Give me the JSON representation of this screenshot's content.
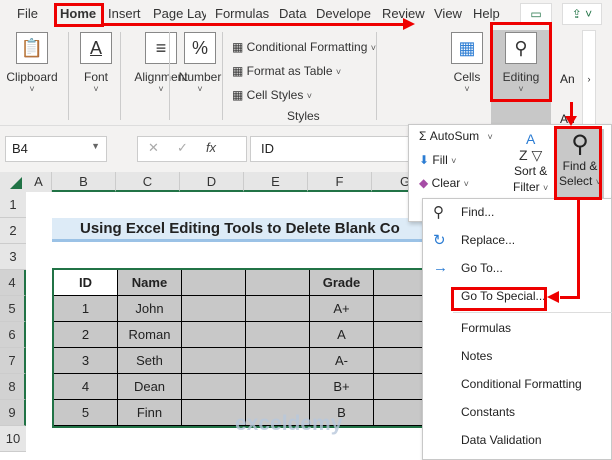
{
  "tabs": [
    "File",
    "Home",
    "Insert",
    "Page Layo",
    "Formulas",
    "Data",
    "Develope",
    "Review",
    "View",
    "Help"
  ],
  "ribbon": {
    "clipboard": "Clipboard",
    "font": "Font",
    "alignment": "Alignment",
    "number": "Number",
    "cond_fmt": "Conditional Formatting",
    "fmt_table": "Format as Table",
    "cell_styles": "Cell Styles",
    "styles": "Styles",
    "cells": "Cells",
    "editing": "Editing",
    "analyze": "An",
    "analyze2": "An"
  },
  "formula_bar": {
    "name_box": "B4",
    "fx": "fx",
    "value": "ID"
  },
  "columns": [
    "A",
    "B",
    "C",
    "D",
    "E",
    "F",
    "G"
  ],
  "rows": [
    "1",
    "2",
    "3",
    "4",
    "5",
    "6",
    "7",
    "8",
    "9",
    "10"
  ],
  "title": "Using Excel Editing Tools to Delete Blank Co",
  "table": {
    "headers": [
      "ID",
      "Name",
      "",
      "",
      "Grade",
      ""
    ],
    "rows": [
      [
        "1",
        "John",
        "",
        "",
        "A+",
        ""
      ],
      [
        "2",
        "Roman",
        "",
        "",
        "A",
        ""
      ],
      [
        "3",
        "Seth",
        "",
        "",
        "A-",
        ""
      ],
      [
        "4",
        "Dean",
        "",
        "",
        "B+",
        ""
      ],
      [
        "5",
        "Finn",
        "",
        "",
        "B",
        ""
      ]
    ]
  },
  "editing_panel": {
    "autosum": "AutoSum",
    "fill": "Fill",
    "clear": "Clear",
    "sort1": "Sort &",
    "sort2": "Filter",
    "find1": "Find &",
    "find2": "Select"
  },
  "menu": {
    "items": [
      "Find...",
      "Replace...",
      "Go To...",
      "Go To Special...",
      "Formulas",
      "Notes",
      "Conditional Formatting",
      "Constants",
      "Data Validation"
    ]
  },
  "watermark": "exceldemy",
  "colors": {
    "highlight": "#e00000",
    "excel_green": "#217346",
    "title_bg": "#ddebf7"
  }
}
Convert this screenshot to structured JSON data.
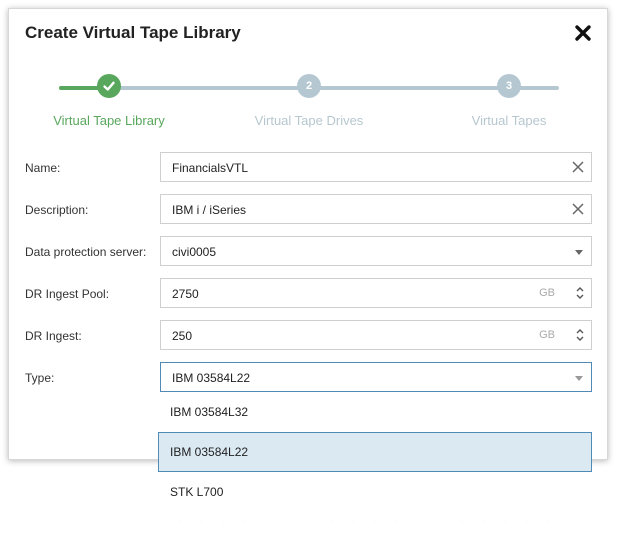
{
  "dialog": {
    "title": "Create Virtual Tape Library"
  },
  "steps": [
    {
      "label": "Virtual Tape Library",
      "number": "",
      "state": "done"
    },
    {
      "label": "Virtual Tape Drives",
      "number": "2",
      "state": "pending"
    },
    {
      "label": "Virtual Tapes",
      "number": "3",
      "state": "pending"
    }
  ],
  "form": {
    "name": {
      "label": "Name:",
      "value": "FinancialsVTL"
    },
    "description": {
      "label": "Description:",
      "value": "IBM i / iSeries"
    },
    "server": {
      "label": "Data protection server:",
      "value": "civi0005"
    },
    "pool": {
      "label": "DR Ingest Pool:",
      "value": "2750",
      "unit": "GB"
    },
    "ingest": {
      "label": "DR Ingest:",
      "value": "250",
      "unit": "GB"
    },
    "type": {
      "label": "Type:",
      "value": "IBM 03584L22"
    }
  },
  "type_options": [
    "IBM 03584L32",
    "IBM 03584L22",
    "STK L700"
  ],
  "icons": {
    "close": "close-icon",
    "clear": "clear-icon",
    "check": "checkmark-icon",
    "caret": "chevron-down-icon",
    "spinner": "spinner-icon"
  },
  "colors": {
    "success": "#59a75c",
    "pending": "#b5c8d2",
    "selected": "#dbe9f3",
    "focus": "#4f8bb4"
  }
}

**Problem statement:** From the line containing "Convert this screenshot" down to the last line of the data, print every line exactly and nothing else. Pictures stay out of the copy.

**Full solution:**
Convert this screenshot to structured JSON data.
{
  "dialog": {
    "title": "Create Virtual Tape Library"
  },
  "steps": [
    {
      "label": "Virtual Tape Library",
      "number": "",
      "state": "done"
    },
    {
      "label": "Virtual Tape Drives",
      "number": "2",
      "state": "pending"
    },
    {
      "label": "Virtual Tapes",
      "number": "3",
      "state": "pending"
    }
  ],
  "form": {
    "name": {
      "label": "Name:",
      "value": "FinancialsVTL"
    },
    "description": {
      "label": "Description:",
      "value": "IBM i / iSeries"
    },
    "server": {
      "label": "Data protection server:",
      "value": "civi0005"
    },
    "pool": {
      "label": "DR Ingest Pool:",
      "value": "2750",
      "unit": "GB"
    },
    "ingest": {
      "label": "DR Ingest:",
      "value": "250",
      "unit": "GB"
    },
    "type": {
      "label": "Type:",
      "value": "IBM 03584L22"
    }
  },
  "type_options": [
    "IBM 03584L32",
    "IBM 03584L22",
    "STK L700"
  ],
  "icons": {
    "close": "close-icon",
    "clear": "clear-icon",
    "check": "checkmark-icon",
    "caret": "chevron-down-icon",
    "spinner": "spinner-icon"
  },
  "colors": {
    "success": "#59a75c",
    "pending": "#b5c8d2",
    "selected": "#dbe9f3",
    "focus": "#4f8bb4"
  }
}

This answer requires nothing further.